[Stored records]
++++++++
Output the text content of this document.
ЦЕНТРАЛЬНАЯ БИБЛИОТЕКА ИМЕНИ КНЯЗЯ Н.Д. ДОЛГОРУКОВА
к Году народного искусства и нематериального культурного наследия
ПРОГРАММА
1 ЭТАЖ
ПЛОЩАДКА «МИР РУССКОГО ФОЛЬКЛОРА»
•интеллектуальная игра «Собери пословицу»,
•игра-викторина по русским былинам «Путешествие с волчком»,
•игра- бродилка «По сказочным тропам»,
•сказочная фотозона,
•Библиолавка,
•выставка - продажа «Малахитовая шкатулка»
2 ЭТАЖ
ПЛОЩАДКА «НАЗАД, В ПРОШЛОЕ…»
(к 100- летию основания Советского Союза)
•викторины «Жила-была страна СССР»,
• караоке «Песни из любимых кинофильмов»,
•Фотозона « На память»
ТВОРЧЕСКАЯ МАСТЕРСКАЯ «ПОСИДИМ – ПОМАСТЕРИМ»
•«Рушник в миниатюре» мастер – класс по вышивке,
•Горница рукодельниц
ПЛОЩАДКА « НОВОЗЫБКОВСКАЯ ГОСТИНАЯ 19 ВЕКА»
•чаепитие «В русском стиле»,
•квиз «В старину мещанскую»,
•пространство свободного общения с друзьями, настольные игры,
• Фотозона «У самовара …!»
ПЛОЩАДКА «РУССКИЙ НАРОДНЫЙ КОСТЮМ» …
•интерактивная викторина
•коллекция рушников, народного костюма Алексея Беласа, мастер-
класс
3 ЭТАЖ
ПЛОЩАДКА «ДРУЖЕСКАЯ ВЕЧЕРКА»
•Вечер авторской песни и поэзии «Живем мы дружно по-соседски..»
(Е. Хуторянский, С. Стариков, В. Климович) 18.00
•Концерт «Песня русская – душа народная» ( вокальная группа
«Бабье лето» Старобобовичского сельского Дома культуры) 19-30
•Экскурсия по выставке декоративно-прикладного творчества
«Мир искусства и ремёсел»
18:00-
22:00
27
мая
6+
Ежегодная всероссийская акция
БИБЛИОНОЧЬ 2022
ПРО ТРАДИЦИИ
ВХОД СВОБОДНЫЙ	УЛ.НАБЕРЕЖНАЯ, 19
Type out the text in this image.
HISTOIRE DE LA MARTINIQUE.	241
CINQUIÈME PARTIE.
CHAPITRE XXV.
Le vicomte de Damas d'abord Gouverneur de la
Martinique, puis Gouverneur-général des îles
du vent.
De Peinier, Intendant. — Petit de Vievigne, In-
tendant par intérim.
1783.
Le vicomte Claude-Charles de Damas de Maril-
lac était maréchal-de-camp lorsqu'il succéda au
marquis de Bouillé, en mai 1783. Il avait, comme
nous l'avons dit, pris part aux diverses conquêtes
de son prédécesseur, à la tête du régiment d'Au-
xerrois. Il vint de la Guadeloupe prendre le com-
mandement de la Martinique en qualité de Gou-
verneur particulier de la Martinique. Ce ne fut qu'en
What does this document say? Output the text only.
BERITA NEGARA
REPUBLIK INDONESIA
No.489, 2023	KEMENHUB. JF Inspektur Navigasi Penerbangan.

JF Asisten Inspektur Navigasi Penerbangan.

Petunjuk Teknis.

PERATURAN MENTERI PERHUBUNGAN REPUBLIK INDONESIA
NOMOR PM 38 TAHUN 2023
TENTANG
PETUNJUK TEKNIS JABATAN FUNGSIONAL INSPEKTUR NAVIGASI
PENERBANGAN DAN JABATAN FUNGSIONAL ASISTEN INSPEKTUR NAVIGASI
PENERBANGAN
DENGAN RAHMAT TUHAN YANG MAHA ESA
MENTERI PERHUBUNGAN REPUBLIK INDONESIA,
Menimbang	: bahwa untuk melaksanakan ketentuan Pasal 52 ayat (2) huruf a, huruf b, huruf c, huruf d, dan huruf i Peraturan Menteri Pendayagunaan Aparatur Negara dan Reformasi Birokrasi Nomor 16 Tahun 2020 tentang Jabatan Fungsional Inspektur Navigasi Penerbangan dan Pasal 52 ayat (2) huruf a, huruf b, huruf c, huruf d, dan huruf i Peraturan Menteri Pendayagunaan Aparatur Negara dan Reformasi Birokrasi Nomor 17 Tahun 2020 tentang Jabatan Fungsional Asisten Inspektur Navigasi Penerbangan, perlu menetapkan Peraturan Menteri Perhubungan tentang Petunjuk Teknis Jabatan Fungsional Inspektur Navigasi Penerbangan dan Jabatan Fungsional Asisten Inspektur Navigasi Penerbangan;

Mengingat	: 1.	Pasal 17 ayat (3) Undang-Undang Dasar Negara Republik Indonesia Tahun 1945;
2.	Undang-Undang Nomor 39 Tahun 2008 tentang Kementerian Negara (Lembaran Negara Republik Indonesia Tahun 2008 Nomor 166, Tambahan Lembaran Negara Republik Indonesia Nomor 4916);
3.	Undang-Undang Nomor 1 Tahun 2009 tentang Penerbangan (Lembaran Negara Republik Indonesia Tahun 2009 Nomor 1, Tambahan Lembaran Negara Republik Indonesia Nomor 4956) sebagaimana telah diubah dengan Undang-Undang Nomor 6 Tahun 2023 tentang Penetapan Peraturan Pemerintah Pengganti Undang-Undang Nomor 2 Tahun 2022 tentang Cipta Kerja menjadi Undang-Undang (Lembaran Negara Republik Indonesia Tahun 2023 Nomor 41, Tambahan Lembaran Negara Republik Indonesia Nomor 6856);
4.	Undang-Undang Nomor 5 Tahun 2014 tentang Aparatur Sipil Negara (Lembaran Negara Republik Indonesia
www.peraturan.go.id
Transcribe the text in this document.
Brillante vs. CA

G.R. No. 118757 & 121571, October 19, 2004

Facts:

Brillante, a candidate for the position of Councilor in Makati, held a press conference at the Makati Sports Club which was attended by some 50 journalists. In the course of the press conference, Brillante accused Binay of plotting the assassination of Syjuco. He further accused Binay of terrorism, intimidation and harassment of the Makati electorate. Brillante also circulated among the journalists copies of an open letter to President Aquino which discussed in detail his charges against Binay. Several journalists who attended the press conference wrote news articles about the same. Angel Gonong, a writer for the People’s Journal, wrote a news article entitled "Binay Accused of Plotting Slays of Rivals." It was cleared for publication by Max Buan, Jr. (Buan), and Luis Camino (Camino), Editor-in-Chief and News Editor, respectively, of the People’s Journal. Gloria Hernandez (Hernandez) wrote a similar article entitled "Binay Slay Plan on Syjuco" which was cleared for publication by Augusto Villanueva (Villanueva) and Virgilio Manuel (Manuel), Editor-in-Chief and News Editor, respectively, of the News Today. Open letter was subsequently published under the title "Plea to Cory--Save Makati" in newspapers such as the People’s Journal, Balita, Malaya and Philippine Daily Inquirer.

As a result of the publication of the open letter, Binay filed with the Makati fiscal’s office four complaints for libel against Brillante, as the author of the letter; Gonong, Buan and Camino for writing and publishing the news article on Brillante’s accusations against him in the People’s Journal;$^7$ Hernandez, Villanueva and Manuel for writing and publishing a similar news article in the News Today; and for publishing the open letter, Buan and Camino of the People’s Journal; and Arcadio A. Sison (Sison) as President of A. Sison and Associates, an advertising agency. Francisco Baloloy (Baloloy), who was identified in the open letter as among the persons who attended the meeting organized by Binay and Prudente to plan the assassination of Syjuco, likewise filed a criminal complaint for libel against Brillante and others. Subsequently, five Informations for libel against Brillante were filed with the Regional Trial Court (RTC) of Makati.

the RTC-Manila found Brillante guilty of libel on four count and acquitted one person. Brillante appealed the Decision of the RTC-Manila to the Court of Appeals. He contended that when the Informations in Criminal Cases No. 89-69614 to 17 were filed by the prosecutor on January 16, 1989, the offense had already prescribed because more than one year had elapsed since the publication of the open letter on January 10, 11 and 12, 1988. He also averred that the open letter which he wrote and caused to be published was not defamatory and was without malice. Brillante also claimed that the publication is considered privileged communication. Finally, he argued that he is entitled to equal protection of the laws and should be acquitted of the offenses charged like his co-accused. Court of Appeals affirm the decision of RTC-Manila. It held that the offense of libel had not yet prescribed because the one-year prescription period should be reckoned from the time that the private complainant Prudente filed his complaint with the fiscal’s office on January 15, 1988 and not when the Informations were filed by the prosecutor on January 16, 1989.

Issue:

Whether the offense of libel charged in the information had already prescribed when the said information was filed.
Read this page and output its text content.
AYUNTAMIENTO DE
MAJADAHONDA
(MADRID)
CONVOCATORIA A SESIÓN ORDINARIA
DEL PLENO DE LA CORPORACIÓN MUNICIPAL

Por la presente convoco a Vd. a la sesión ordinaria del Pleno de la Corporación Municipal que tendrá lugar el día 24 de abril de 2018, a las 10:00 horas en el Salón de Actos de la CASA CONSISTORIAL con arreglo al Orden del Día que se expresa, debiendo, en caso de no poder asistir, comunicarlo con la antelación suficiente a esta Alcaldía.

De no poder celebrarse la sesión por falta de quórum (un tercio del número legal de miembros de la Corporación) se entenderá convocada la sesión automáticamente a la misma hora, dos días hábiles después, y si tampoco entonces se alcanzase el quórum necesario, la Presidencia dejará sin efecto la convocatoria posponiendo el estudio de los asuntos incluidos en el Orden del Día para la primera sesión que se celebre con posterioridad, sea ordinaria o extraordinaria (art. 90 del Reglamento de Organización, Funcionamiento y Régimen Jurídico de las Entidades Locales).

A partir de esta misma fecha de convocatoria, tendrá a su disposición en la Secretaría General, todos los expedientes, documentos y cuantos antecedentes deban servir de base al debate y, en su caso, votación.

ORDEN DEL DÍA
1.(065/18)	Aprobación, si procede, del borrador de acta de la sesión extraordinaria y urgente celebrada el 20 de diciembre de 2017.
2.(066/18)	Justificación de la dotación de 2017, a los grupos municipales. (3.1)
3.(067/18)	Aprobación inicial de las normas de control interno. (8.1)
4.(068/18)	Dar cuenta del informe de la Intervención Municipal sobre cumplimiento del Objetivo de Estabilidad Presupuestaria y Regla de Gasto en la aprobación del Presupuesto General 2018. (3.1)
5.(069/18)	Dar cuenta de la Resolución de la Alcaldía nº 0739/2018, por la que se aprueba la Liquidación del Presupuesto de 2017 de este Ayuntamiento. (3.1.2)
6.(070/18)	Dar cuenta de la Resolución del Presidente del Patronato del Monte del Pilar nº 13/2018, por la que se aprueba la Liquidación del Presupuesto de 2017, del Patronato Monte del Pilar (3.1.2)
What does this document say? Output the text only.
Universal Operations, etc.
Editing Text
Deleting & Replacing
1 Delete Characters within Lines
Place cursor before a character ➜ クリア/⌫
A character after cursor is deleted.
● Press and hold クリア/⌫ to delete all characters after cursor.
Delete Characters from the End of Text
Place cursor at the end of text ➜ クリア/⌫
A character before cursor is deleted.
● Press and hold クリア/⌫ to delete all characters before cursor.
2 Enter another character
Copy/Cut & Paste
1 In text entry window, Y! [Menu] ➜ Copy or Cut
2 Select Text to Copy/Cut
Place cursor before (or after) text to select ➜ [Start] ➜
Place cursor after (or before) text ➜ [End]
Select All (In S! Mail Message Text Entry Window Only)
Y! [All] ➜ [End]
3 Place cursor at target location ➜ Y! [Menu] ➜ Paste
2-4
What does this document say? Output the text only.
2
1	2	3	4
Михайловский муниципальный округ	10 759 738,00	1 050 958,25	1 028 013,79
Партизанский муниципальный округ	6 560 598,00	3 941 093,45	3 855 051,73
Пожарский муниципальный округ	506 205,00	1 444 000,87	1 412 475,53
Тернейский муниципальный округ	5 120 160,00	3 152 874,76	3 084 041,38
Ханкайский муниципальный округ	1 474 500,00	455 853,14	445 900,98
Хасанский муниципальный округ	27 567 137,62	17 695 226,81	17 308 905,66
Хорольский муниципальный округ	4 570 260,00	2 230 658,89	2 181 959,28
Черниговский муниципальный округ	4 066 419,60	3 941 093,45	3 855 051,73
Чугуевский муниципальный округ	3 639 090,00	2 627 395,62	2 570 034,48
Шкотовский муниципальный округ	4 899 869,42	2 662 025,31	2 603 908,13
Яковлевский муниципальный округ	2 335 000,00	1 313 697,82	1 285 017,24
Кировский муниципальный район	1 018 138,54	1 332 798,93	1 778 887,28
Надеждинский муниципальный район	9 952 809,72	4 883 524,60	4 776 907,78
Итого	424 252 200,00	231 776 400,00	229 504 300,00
++++++++
Task description — In the entries above, count each line holding "Copy" and report the total and nothing more.

Full output — 3